#### TASK DESCRIPTION:
Every record should be written out exactly, with the pictures left out.
═══ ROWS
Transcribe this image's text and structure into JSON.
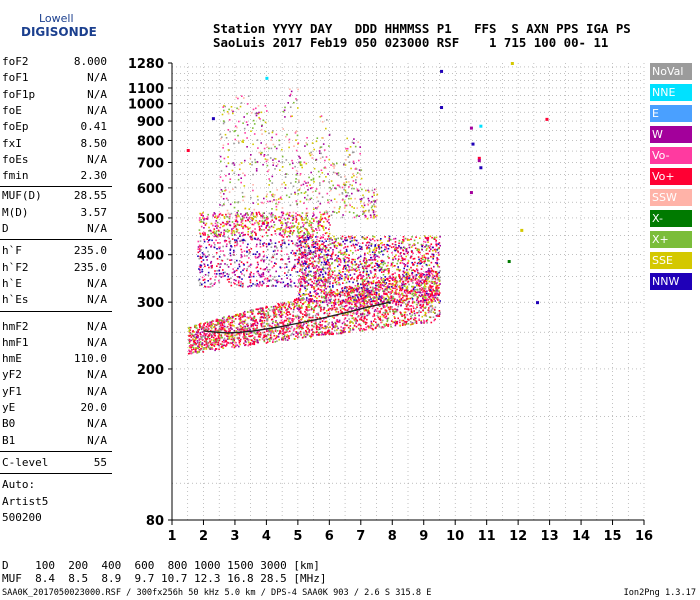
{
  "branding": {
    "line1": "Lowell",
    "line2": "DIGISONDE"
  },
  "header": {
    "labels": "Station YYYY DAY   DDD HHMMSS P1   FFS  S AXN PPS IGA PS",
    "values": "SaoLuis 2017 Feb19 050 023000 RSF    1 715 100 00- 11"
  },
  "parameters": {
    "group1": [
      {
        "k": "foF2",
        "v": "8.000"
      },
      {
        "k": "foF1",
        "v": "N/A"
      },
      {
        "k": "foF1p",
        "v": "N/A"
      },
      {
        "k": "foE",
        "v": "N/A"
      },
      {
        "k": "foEp",
        "v": "0.41"
      },
      {
        "k": "fxI",
        "v": "8.50"
      },
      {
        "k": "foEs",
        "v": "N/A"
      },
      {
        "k": "fmin",
        "v": "2.30"
      }
    ],
    "group2": [
      {
        "k": "MUF(D)",
        "v": "28.55"
      },
      {
        "k": "M(D)",
        "v": "3.57"
      },
      {
        "k": "D",
        "v": "N/A"
      }
    ],
    "group3": [
      {
        "k": "h`F",
        "v": "235.0"
      },
      {
        "k": "h`F2",
        "v": "235.0"
      },
      {
        "k": "h`E",
        "v": "N/A"
      },
      {
        "k": "h`Es",
        "v": "N/A"
      }
    ],
    "group4": [
      {
        "k": "hmF2",
        "v": "N/A"
      },
      {
        "k": "hmF1",
        "v": "N/A"
      },
      {
        "k": "hmE",
        "v": "110.0"
      },
      {
        "k": "yF2",
        "v": "N/A"
      },
      {
        "k": "yF1",
        "v": "N/A"
      },
      {
        "k": "yE",
        "v": "20.0"
      },
      {
        "k": "B0",
        "v": "N/A"
      },
      {
        "k": "B1",
        "v": "N/A"
      }
    ],
    "clevel": {
      "k": "C-level",
      "v": "55"
    },
    "auto": [
      "Auto:",
      "Artist5",
      "500200"
    ]
  },
  "footer": {
    "d_row": "D    100  200  400  600  800 1000 1500 3000 [km]",
    "muf_row": "MUF  8.4  8.5  8.9  9.7 10.7 12.3 16.8 28.5 [MHz]",
    "file_line": "SAA0K_2017050023000.RSF / 300fx256h 50 kHz 5.0 km / DPS-4 SAA0K 903 / 2.6 S 315.8 E",
    "version": "Ion2Png 1.3.17"
  },
  "legend": [
    {
      "label": "NoVal",
      "color": "#9b9b9b"
    },
    {
      "label": "NNE",
      "color": "#00e1ff"
    },
    {
      "label": "E",
      "color": "#4aa0ff"
    },
    {
      "label": "W",
      "color": "#a3009b"
    },
    {
      "label": "Vo-",
      "color": "#ff3aa0"
    },
    {
      "label": "Vo+",
      "color": "#ff0033"
    },
    {
      "label": "SSW",
      "color": "#ffb3a8"
    },
    {
      "label": "X-",
      "color": "#007a00"
    },
    {
      "label": "X+",
      "color": "#7bbd3a"
    },
    {
      "label": "SSE",
      "color": "#d4c800"
    },
    {
      "label": "NNW",
      "color": "#1f00b8"
    }
  ],
  "chart_data": {
    "type": "scatter",
    "x_ticks": [
      "1",
      "2",
      "3",
      "4",
      "5",
      "6",
      "7",
      "8",
      "9",
      "10",
      "11",
      "12",
      "13",
      "14",
      "15",
      "16"
    ],
    "y_ticks": [
      "80",
      "200",
      "300",
      "400",
      "500",
      "600",
      "700",
      "800",
      "900",
      "1000",
      "1100",
      "1280"
    ],
    "xlim": [
      1,
      16
    ],
    "ylim": [
      80,
      1280
    ],
    "y_scale": "log",
    "grid": true,
    "legend_position": "right",
    "trace": [
      [
        2.0,
        252
      ],
      [
        2.4,
        250
      ],
      [
        2.8,
        249
      ],
      [
        3.2,
        250
      ],
      [
        3.6,
        252
      ],
      [
        4.0,
        255
      ],
      [
        4.4,
        258
      ],
      [
        4.8,
        262
      ],
      [
        5.2,
        266
      ],
      [
        5.6,
        270
      ],
      [
        6.0,
        275
      ],
      [
        6.4,
        280
      ],
      [
        6.8,
        285
      ],
      [
        7.2,
        291
      ],
      [
        7.6,
        296
      ],
      [
        7.95,
        300
      ]
    ],
    "isolated_points": [
      {
        "x": 9.55,
        "y": 1220,
        "c": "NNW"
      },
      {
        "x": 9.55,
        "y": 980,
        "c": "NNW"
      },
      {
        "x": 10.5,
        "y": 865,
        "c": "W"
      },
      {
        "x": 10.8,
        "y": 875,
        "c": "NNE"
      },
      {
        "x": 10.55,
        "y": 785,
        "c": "NNW"
      },
      {
        "x": 10.75,
        "y": 720,
        "c": "Vo+"
      },
      {
        "x": 10.75,
        "y": 710,
        "c": "W"
      },
      {
        "x": 10.8,
        "y": 680,
        "c": "NNW"
      },
      {
        "x": 10.5,
        "y": 585,
        "c": "W"
      },
      {
        "x": 12.9,
        "y": 912,
        "c": "Vo+"
      },
      {
        "x": 12.1,
        "y": 465,
        "c": "SSE"
      },
      {
        "x": 11.7,
        "y": 385,
        "c": "X-"
      },
      {
        "x": 12.6,
        "y": 300,
        "c": "NNW"
      },
      {
        "x": 2.3,
        "y": 916,
        "c": "NNW"
      },
      {
        "x": 4.0,
        "y": 1170,
        "c": "NNE"
      },
      {
        "x": 1.5,
        "y": 755,
        "c": "Vo+"
      },
      {
        "x": 11.8,
        "y": 1280,
        "c": "SSE"
      }
    ],
    "scatter_clouds": [
      {
        "band": "base-trace",
        "x": [
          1.5,
          9.5
        ],
        "y": [
          220,
          330
        ],
        "colors": [
          "Vo+",
          "Vo+",
          "Vo+",
          "Vo-",
          "X+",
          "SSE",
          "NoVal",
          "W"
        ]
      },
      {
        "band": "spread-F",
        "x": [
          5.0,
          9.5
        ],
        "y": [
          300,
          450
        ],
        "colors": [
          "Vo+",
          "Vo+",
          "Vo-",
          "X+",
          "SSE",
          "W",
          "NNW"
        ]
      },
      {
        "band": "lower-echo",
        "x": [
          1.8,
          6.0
        ],
        "y": [
          330,
          450
        ],
        "colors": [
          "NNW",
          "W",
          "Vo+",
          "Vo-",
          "NoVal"
        ]
      },
      {
        "band": "mid-echo",
        "x": [
          1.8,
          6.0
        ],
        "y": [
          450,
          520
        ],
        "colors": [
          "Vo+",
          "Vo-",
          "SSE",
          "W",
          "X+"
        ]
      },
      {
        "band": "columns",
        "x": [
          2.5,
          7.5
        ],
        "y": [
          520,
          1100
        ],
        "colors": [
          "SSE",
          "Vo-",
          "W",
          "NoVal",
          "SSW",
          "X+"
        ]
      }
    ]
  }
}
══════
#### WRITTEN RESPONSE:
Transcribe this image's text and structure into JSON.
{
  "branding": {
    "line1": "Lowell",
    "line2": "DIGISONDE"
  },
  "header": {
    "labels": "Station YYYY DAY   DDD HHMMSS P1   FFS  S AXN PPS IGA PS",
    "values": "SaoLuis 2017 Feb19 050 023000 RSF    1 715 100 00- 11"
  },
  "parameters": {
    "group1": [
      {
        "k": "foF2",
        "v": "8.000"
      },
      {
        "k": "foF1",
        "v": "N/A"
      },
      {
        "k": "foF1p",
        "v": "N/A"
      },
      {
        "k": "foE",
        "v": "N/A"
      },
      {
        "k": "foEp",
        "v": "0.41"
      },
      {
        "k": "fxI",
        "v": "8.50"
      },
      {
        "k": "foEs",
        "v": "N/A"
      },
      {
        "k": "fmin",
        "v": "2.30"
      }
    ],
    "group2": [
      {
        "k": "MUF(D)",
        "v": "28.55"
      },
      {
        "k": "M(D)",
        "v": "3.57"
      },
      {
        "k": "D",
        "v": "N/A"
      }
    ],
    "group3": [
      {
        "k": "h`F",
        "v": "235.0"
      },
      {
        "k": "h`F2",
        "v": "235.0"
      },
      {
        "k": "h`E",
        "v": "N/A"
      },
      {
        "k": "h`Es",
        "v": "N/A"
      }
    ],
    "group4": [
      {
        "k": "hmF2",
        "v": "N/A"
      },
      {
        "k": "hmF1",
        "v": "N/A"
      },
      {
        "k": "hmE",
        "v": "110.0"
      },
      {
        "k": "yF2",
        "v": "N/A"
      },
      {
        "k": "yF1",
        "v": "N/A"
      },
      {
        "k": "yE",
        "v": "20.0"
      },
      {
        "k": "B0",
        "v": "N/A"
      },
      {
        "k": "B1",
        "v": "N/A"
      }
    ],
    "clevel": {
      "k": "C-level",
      "v": "55"
    },
    "auto": [
      "Auto:",
      "Artist5",
      "500200"
    ]
  },
  "footer": {
    "d_row": "D    100  200  400  600  800 1000 1500 3000 [km]",
    "muf_row": "MUF  8.4  8.5  8.9  9.7 10.7 12.3 16.8 28.5 [MHz]",
    "file_line": "SAA0K_2017050023000.RSF / 300fx256h 50 kHz 5.0 km / DPS-4 SAA0K 903 / 2.6 S 315.8 E",
    "version": "Ion2Png 1.3.17"
  },
  "legend": [
    {
      "label": "NoVal",
      "color": "#9b9b9b"
    },
    {
      "label": "NNE",
      "color": "#00e1ff"
    },
    {
      "label": "E",
      "color": "#4aa0ff"
    },
    {
      "label": "W",
      "color": "#a3009b"
    },
    {
      "label": "Vo-",
      "color": "#ff3aa0"
    },
    {
      "label": "Vo+",
      "color": "#ff0033"
    },
    {
      "label": "SSW",
      "color": "#ffb3a8"
    },
    {
      "label": "X-",
      "color": "#007a00"
    },
    {
      "label": "X+",
      "color": "#7bbd3a"
    },
    {
      "label": "SSE",
      "color": "#d4c800"
    },
    {
      "label": "NNW",
      "color": "#1f00b8"
    }
  ],
  "chart_data": {
    "type": "scatter",
    "x_ticks": [
      "1",
      "2",
      "3",
      "4",
      "5",
      "6",
      "7",
      "8",
      "9",
      "10",
      "11",
      "12",
      "13",
      "14",
      "15",
      "16"
    ],
    "y_ticks": [
      "80",
      "200",
      "300",
      "400",
      "500",
      "600",
      "700",
      "800",
      "900",
      "1000",
      "1100",
      "1280"
    ],
    "xlim": [
      1,
      16
    ],
    "ylim": [
      80,
      1280
    ],
    "y_scale": "log",
    "grid": true,
    "legend_position": "right",
    "trace": [
      [
        2.0,
        252
      ],
      [
        2.4,
        250
      ],
      [
        2.8,
        249
      ],
      [
        3.2,
        250
      ],
      [
        3.6,
        252
      ],
      [
        4.0,
        255
      ],
      [
        4.4,
        258
      ],
      [
        4.8,
        262
      ],
      [
        5.2,
        266
      ],
      [
        5.6,
        270
      ],
      [
        6.0,
        275
      ],
      [
        6.4,
        280
      ],
      [
        6.8,
        285
      ],
      [
        7.2,
        291
      ],
      [
        7.6,
        296
      ],
      [
        7.95,
        300
      ]
    ],
    "isolated_points": [
      {
        "x": 9.55,
        "y": 1220,
        "c": "NNW"
      },
      {
        "x": 9.55,
        "y": 980,
        "c": "NNW"
      },
      {
        "x": 10.5,
        "y": 865,
        "c": "W"
      },
      {
        "x": 10.8,
        "y": 875,
        "c": "NNE"
      },
      {
        "x": 10.55,
        "y": 785,
        "c": "NNW"
      },
      {
        "x": 10.75,
        "y": 720,
        "c": "Vo+"
      },
      {
        "x": 10.75,
        "y": 710,
        "c": "W"
      },
      {
        "x": 10.8,
        "y": 680,
        "c": "NNW"
      },
      {
        "x": 10.5,
        "y": 585,
        "c": "W"
      },
      {
        "x": 12.9,
        "y": 912,
        "c": "Vo+"
      },
      {
        "x": 12.1,
        "y": 465,
        "c": "SSE"
      },
      {
        "x": 11.7,
        "y": 385,
        "c": "X-"
      },
      {
        "x": 12.6,
        "y": 300,
        "c": "NNW"
      },
      {
        "x": 2.3,
        "y": 916,
        "c": "NNW"
      },
      {
        "x": 4.0,
        "y": 1170,
        "c": "NNE"
      },
      {
        "x": 1.5,
        "y": 755,
        "c": "Vo+"
      },
      {
        "x": 11.8,
        "y": 1280,
        "c": "SSE"
      }
    ],
    "scatter_clouds": [
      {
        "band": "base-trace",
        "x": [
          1.5,
          9.5
        ],
        "y": [
          220,
          330
        ],
        "colors": [
          "Vo+",
          "Vo+",
          "Vo+",
          "Vo-",
          "X+",
          "SSE",
          "NoVal",
          "W"
        ]
      },
      {
        "band": "spread-F",
        "x": [
          5.0,
          9.5
        ],
        "y": [
          300,
          450
        ],
        "colors": [
          "Vo+",
          "Vo+",
          "Vo-",
          "X+",
          "SSE",
          "W",
          "NNW"
        ]
      },
      {
        "band": "lower-echo",
        "x": [
          1.8,
          6.0
        ],
        "y": [
          330,
          450
        ],
        "colors": [
          "NNW",
          "W",
          "Vo+",
          "Vo-",
          "NoVal"
        ]
      },
      {
        "band": "mid-echo",
        "x": [
          1.8,
          6.0
        ],
        "y": [
          450,
          520
        ],
        "colors": [
          "Vo+",
          "Vo-",
          "SSE",
          "W",
          "X+"
        ]
      },
      {
        "band": "columns",
        "x": [
          2.5,
          7.5
        ],
        "y": [
          520,
          1100
        ],
        "colors": [
          "SSE",
          "Vo-",
          "W",
          "NoVal",
          "SSW",
          "X+"
        ]
      }
    ]
  }
}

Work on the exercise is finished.